[Source data]
◆ ◆ ◆ ◆

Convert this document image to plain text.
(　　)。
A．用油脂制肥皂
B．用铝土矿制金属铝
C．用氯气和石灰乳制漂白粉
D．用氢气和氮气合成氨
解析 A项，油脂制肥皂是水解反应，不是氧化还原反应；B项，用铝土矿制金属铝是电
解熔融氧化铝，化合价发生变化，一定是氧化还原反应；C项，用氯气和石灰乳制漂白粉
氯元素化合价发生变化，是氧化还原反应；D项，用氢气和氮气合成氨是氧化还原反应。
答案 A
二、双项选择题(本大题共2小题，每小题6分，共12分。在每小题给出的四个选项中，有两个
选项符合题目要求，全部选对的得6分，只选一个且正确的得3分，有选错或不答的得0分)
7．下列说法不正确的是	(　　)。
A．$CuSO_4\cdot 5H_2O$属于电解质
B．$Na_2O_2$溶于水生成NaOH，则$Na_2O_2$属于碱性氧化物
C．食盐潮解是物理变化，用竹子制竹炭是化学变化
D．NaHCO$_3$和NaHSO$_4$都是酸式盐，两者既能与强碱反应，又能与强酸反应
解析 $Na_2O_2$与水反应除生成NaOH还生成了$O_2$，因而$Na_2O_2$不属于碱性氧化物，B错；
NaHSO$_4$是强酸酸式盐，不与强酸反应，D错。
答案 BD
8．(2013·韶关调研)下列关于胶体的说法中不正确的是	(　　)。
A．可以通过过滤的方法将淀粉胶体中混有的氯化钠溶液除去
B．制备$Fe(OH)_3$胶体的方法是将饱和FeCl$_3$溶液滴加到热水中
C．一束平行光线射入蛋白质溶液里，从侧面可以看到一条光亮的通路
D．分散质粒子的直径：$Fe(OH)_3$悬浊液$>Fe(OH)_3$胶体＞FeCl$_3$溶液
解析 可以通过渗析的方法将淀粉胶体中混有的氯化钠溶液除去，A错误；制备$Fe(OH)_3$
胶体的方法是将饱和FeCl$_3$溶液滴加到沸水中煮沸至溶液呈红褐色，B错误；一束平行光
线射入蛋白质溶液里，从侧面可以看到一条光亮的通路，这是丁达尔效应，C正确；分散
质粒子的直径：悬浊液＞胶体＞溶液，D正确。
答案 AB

◆ ◆ ◆ ◆

→ **Exercise**
Find every line that holds "胶体的方法是将饱和FeCl" and copy it.

→ **Exercise solution**
B．制备$Fe(OH)_3$胶体的方法是将饱和FeCl$_3$溶液滴加到热水中
胶体的方法是将饱和FeCl$_3$溶液滴加到沸水中煮沸至溶液呈红褐色，B错误；一束平行光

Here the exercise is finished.